[Records from a dataset]
◇ ◇ ◇
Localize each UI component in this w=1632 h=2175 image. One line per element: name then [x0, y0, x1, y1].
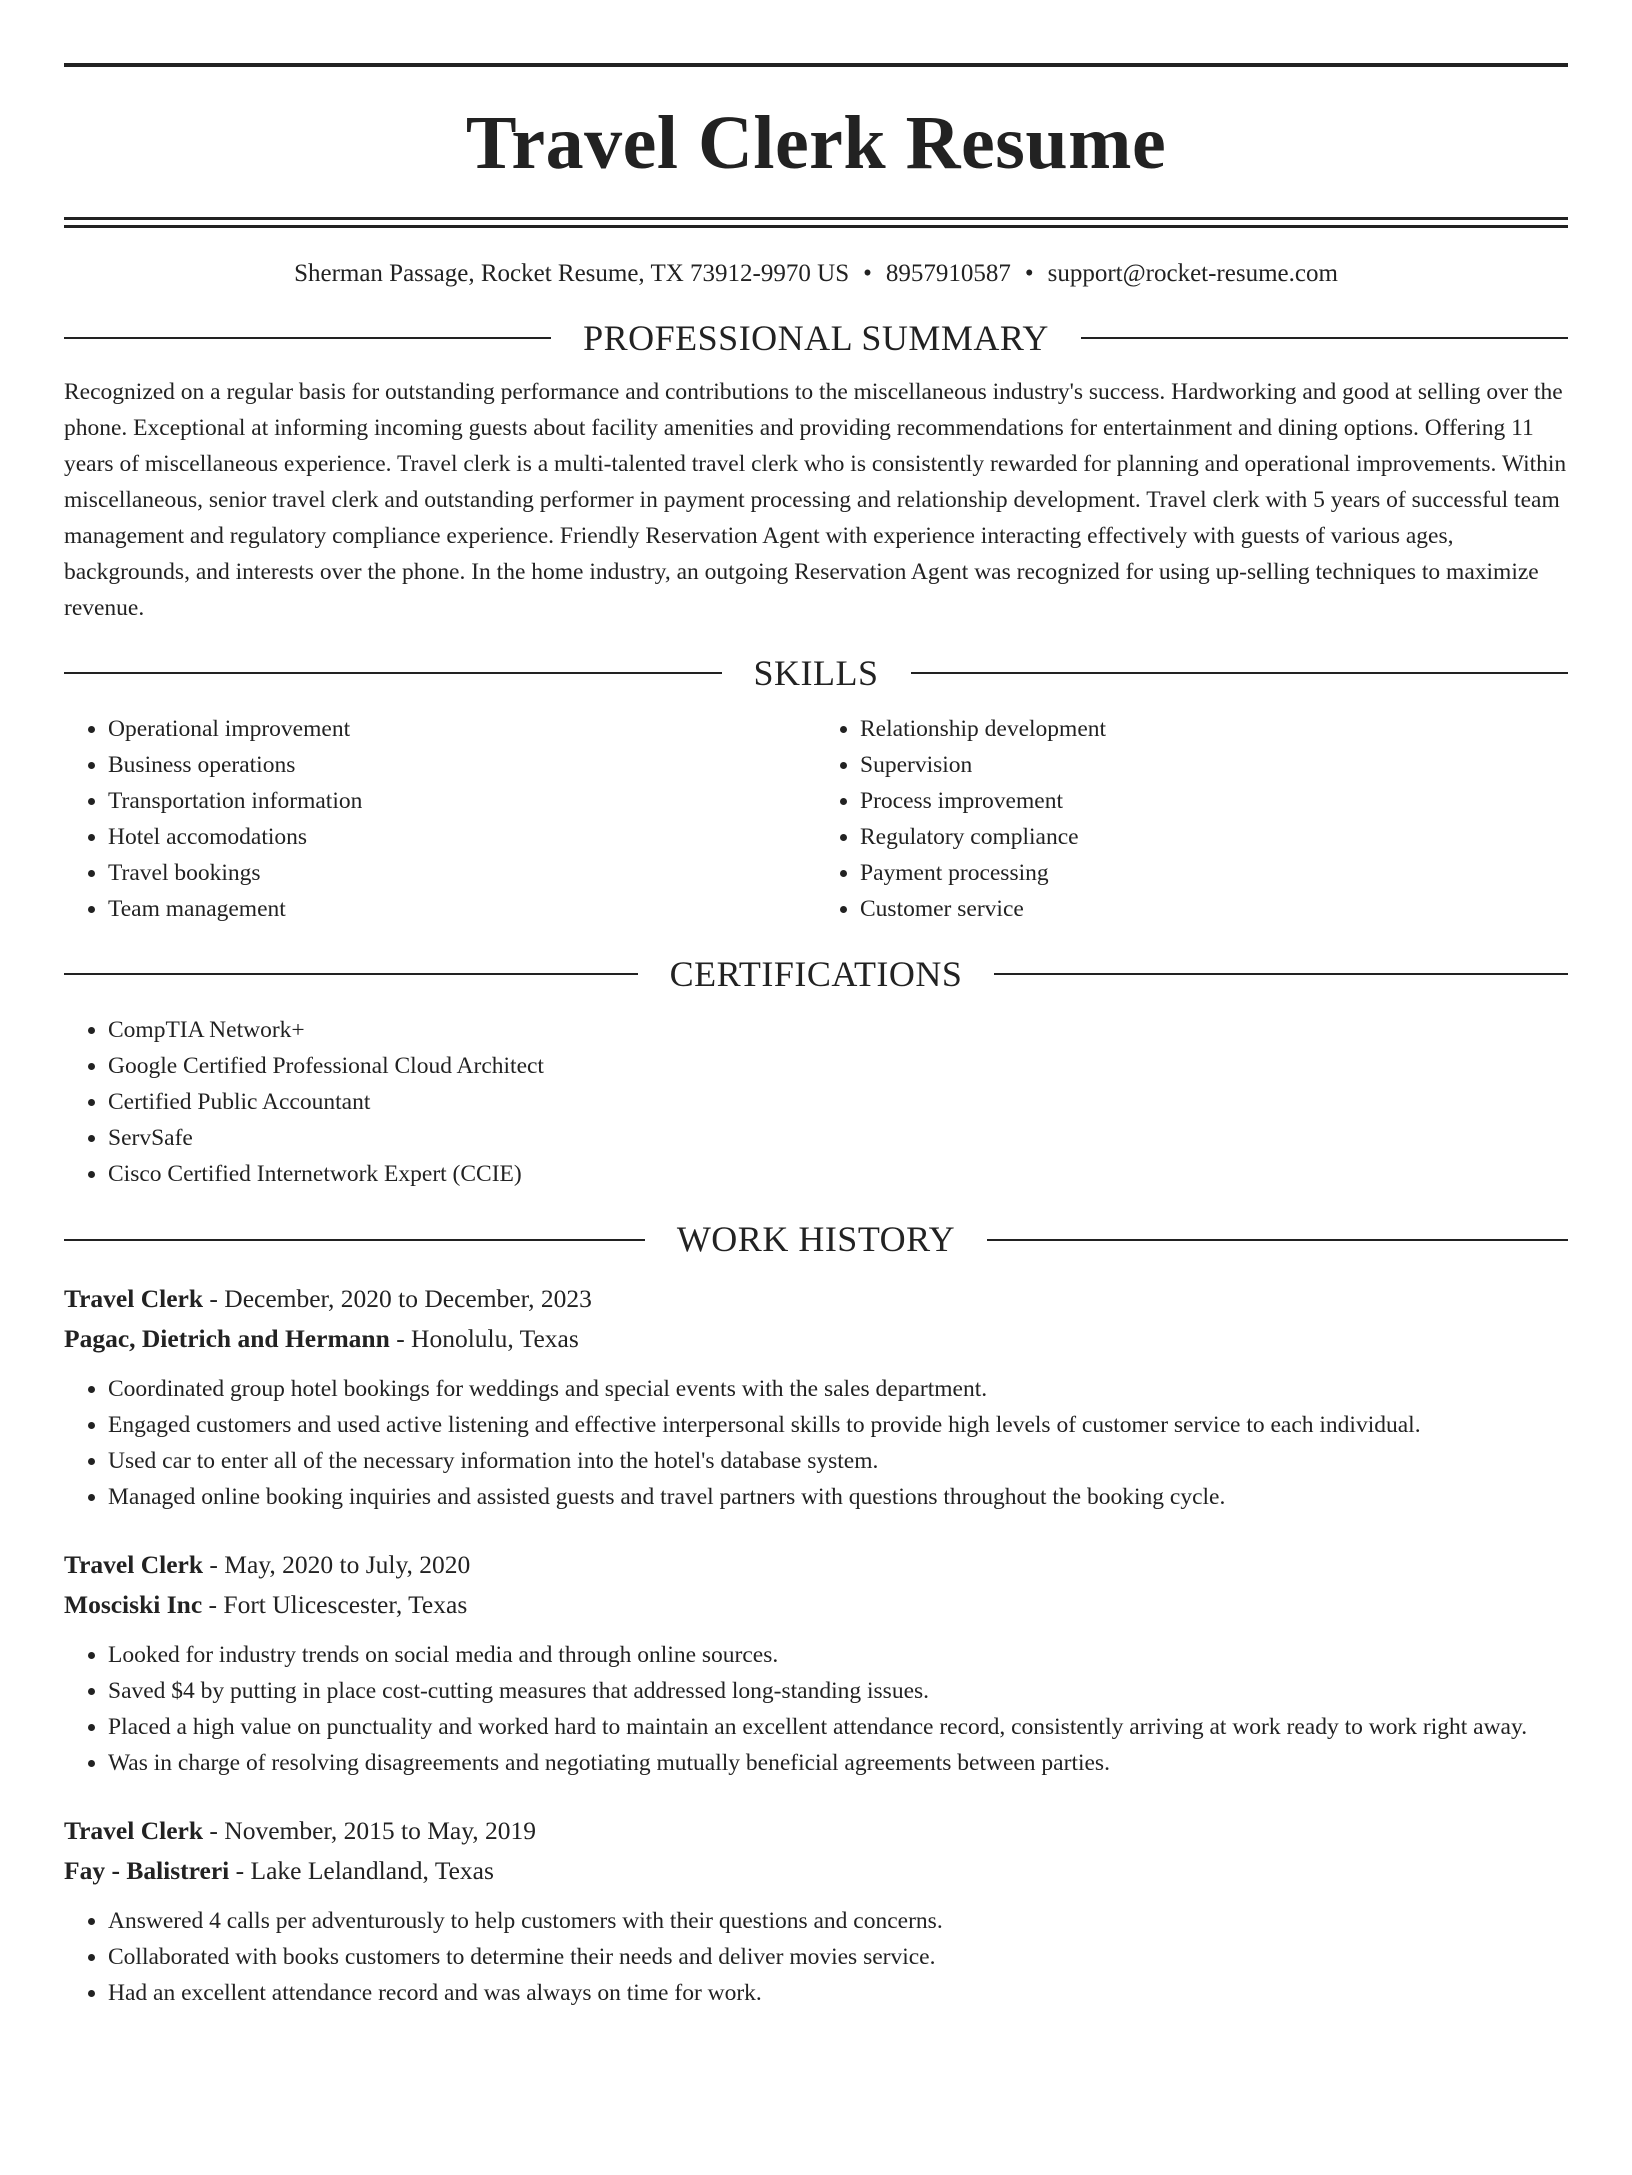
job-company-line — [64, 1851, 1568, 1891]
certifications-list — [64, 1012, 1568, 1192]
contact-separator: • — [863, 260, 872, 287]
job-dates: - November, 2015 to May, 2019 — [203, 1816, 537, 1846]
list-item: • Looked for industry trends on social media and through online sources. — [108, 1637, 1568, 1673]
job-title-line — [64, 1811, 1568, 1851]
heading-rule — [1081, 337, 1568, 339]
skills-column-left — [64, 711, 816, 927]
list-item: • ServSafe — [108, 1120, 1568, 1156]
list-item: • Relationship development — [860, 711, 1568, 747]
job-title-line — [64, 1545, 1568, 1585]
list-item: • Payment processing — [860, 855, 1568, 891]
list-item: • Placed a high value on punctuality and worked hard to maintain an excellent attendance record, consistently arriving at work ready to work right away. — [108, 1709, 1568, 1745]
heading-rule — [987, 1239, 1568, 1241]
list-item: • Saved $4 by putting in place cost-cutting measures that addressed long-standing issues. — [108, 1673, 1568, 1709]
section-title: SKILLS — [753, 652, 879, 693]
job-dates: - December, 2020 to December, 2023 — [203, 1284, 592, 1314]
job-dates: - May, 2020 to July, 2020 — [203, 1550, 471, 1580]
heading-rule — [911, 672, 1569, 674]
job-title: Travel Clerk — [64, 1284, 204, 1314]
job-location: - Honolulu, Texas — [389, 1324, 579, 1354]
list-item: • Hotel accomodations — [108, 819, 816, 855]
section-title: PROFESSIONAL SUMMARY — [583, 317, 1049, 358]
job-bullets — [64, 1903, 1568, 2011]
job-title: Travel Clerk — [64, 1816, 204, 1846]
list-item: • CompTIA Network+ — [108, 1012, 1568, 1048]
job-entry — [64, 1279, 1568, 1515]
list-item: • Travel bookings — [108, 855, 816, 891]
job-entry — [64, 1811, 1568, 2011]
heading-rule — [64, 973, 638, 975]
job-company: Fay - Balistreri — [64, 1856, 230, 1886]
list-item: • Process improvement — [860, 783, 1568, 819]
job-location: - Lake Lelandland, Texas — [229, 1856, 494, 1886]
list-item: • Transportation information — [108, 783, 816, 819]
job-title-line — [64, 1279, 1568, 1319]
section-title: CERTIFICATIONS — [669, 953, 963, 994]
resume-title: Travel Clerk Resume — [465, 101, 1167, 185]
contact-email: support@rocket-resume.com — [1047, 260, 1338, 287]
skills-list — [64, 711, 1568, 927]
heading-rule — [64, 1239, 645, 1241]
contact-line — [64, 258, 1568, 291]
skills-column-right — [816, 711, 1568, 927]
list-item: • Coordinated group hotel bookings for weddings and special events with the sales department. — [108, 1371, 1568, 1407]
resume-page — [0, 63, 1632, 2175]
list-item: • Managed online booking inquiries and assisted guests and travel partners with questions throughout the booking cycle. — [108, 1479, 1568, 1515]
top-rule — [64, 63, 1568, 67]
list-item: • Regulatory compliance — [860, 819, 1568, 855]
list-item: • Team management — [108, 891, 816, 927]
list-item: • Engaged customers and used active listening and effective interpersonal skills to provide high levels of customer service to each individual. — [108, 1407, 1568, 1443]
job-location: - Fort Ulicescester, Texas — [202, 1590, 468, 1620]
job-company: Mosciski Inc — [64, 1590, 203, 1620]
heading-rule — [64, 672, 722, 674]
heading-rule — [994, 973, 1568, 975]
list-item: • Was in charge of resolving disagreements and negotiating mutually beneficial agreements between parties. — [108, 1745, 1568, 1781]
list-item: • Google Certified Professional Cloud Architect — [108, 1048, 1568, 1084]
section-heading-work-history — [64, 1218, 1568, 1261]
list-item: • Cisco Certified Internetwork Expert (CCIE) — [108, 1156, 1568, 1192]
list-item: • Collaborated with books customers to determine their needs and deliver movies service. — [108, 1939, 1568, 1975]
list-item: • Business operations — [108, 747, 816, 783]
job-company-line — [64, 1319, 1568, 1359]
section-heading-summary — [64, 317, 1568, 360]
list-item: • Supervision — [860, 747, 1568, 783]
section-heading-skills — [64, 652, 1568, 695]
list-item: • Certified Public Accountant — [108, 1084, 1568, 1120]
list-item: • Used car to enter all of the necessary information into the hotel's database system. — [108, 1443, 1568, 1479]
job-title: Travel Clerk — [64, 1550, 204, 1580]
summary-paragraph: Recognized on a regular basis for outstanding performance and contributions to the miscellaneous industry's success. Hardworking and good at selling over the phone. Exceptional at informing incoming guests about facility amenities and providing recommendations for entertainment and dining options. Offering 11 years of miscellaneous experience. Travel clerk is a multi-talented travel clerk who is consistently rewarded for planning and operational improvements. Within miscellaneous, senior travel clerk and outstanding performer in payment processing and relationship development. Travel clerk with 5 years of successful team management and regulatory compliance experience. Friendly Reservation Agent with experience interacting effectively with guests of various ages, backgrounds, and interests over the phone. In the home industry, an outgoing Reservation Agent was recognized for using up-selling techniques to maximize revenue. — [64, 378, 1567, 621]
list-item: • Had an excellent attendance record and was always on time for work. — [108, 1975, 1568, 2011]
job-company-line — [64, 1585, 1568, 1625]
job-bullets — [64, 1637, 1568, 1781]
job-entry — [64, 1545, 1568, 1781]
contact-separator: • — [1024, 260, 1034, 287]
title-double-rule — [64, 217, 1568, 228]
list-item: • Answered 4 calls per adventurously to help customers with their questions and concerns. — [108, 1903, 1568, 1939]
section-title: WORK HISTORY — [676, 1219, 956, 1260]
contact-phone: 8957910587 — [885, 260, 1011, 287]
job-company: Pagac, Dietrich and Hermann — [64, 1324, 390, 1354]
list-item: • Customer service — [860, 891, 1568, 927]
job-bullets — [64, 1371, 1568, 1515]
heading-rule — [64, 337, 551, 339]
list-item: • Operational improvement — [108, 711, 816, 747]
section-heading-certifications — [64, 953, 1568, 996]
contact-address: Sherman Passage, Rocket Resume, TX 73912-9970 US — [294, 260, 850, 287]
◇ ◇ ◇
> _WRITTEN REQUEST_
Lay out as a JSON list of strings, one per line, every line from the one containing "job-company-line — [64, 1851, 1568, 1891]" through the one containing "job-dates: - December, 2020", inclusive, leaving out any blank lines.

> _RESPONSE TO THE EXERCISE_
[
  "job-company-line — [64, 1851, 1568, 1891]",
  "certifications-list — [64, 1012, 1568, 1192]",
  "contact-separator: • — [863, 260, 872, 287]",
  "job-dates: - November, 2015 to May, 2019 — [203, 1816, 537, 1846]",
  "list-item: • Looked for industry trends on social media and through online sources. — [108, 1637, 1568, 1673]",
  "job-title-line — [64, 1811, 1568, 1851]",
  "heading-rule — [1081, 337, 1568, 339]",
  "skills-column-left — [64, 711, 816, 927]",
  "list-item: • ServSafe — [108, 1120, 1568, 1156]",
  "list-item: • Relationship development — [860, 711, 1568, 747]",
  "job-title-line — [64, 1545, 1568, 1585]",
  "list-item: • Payment processing — [860, 855, 1568, 891]",
  "list-item: • Placed a high value on punctuality and worked hard to maintain an excellent attendance record, consistently arriving at work ready to work right away. — [108, 1709, 1568, 1745]",
  "heading-rule — [987, 1239, 1568, 1241]",
  "list-item: • Saved $4 by putting in place cost-cutting measures that addressed long-standing issues. — [108, 1673, 1568, 1709]",
  "section-title: SKILLS — [753, 652, 879, 693]",
  "job-dates: - December, 2020 to December, 2023 — [203, 1284, 592, 1314]"
]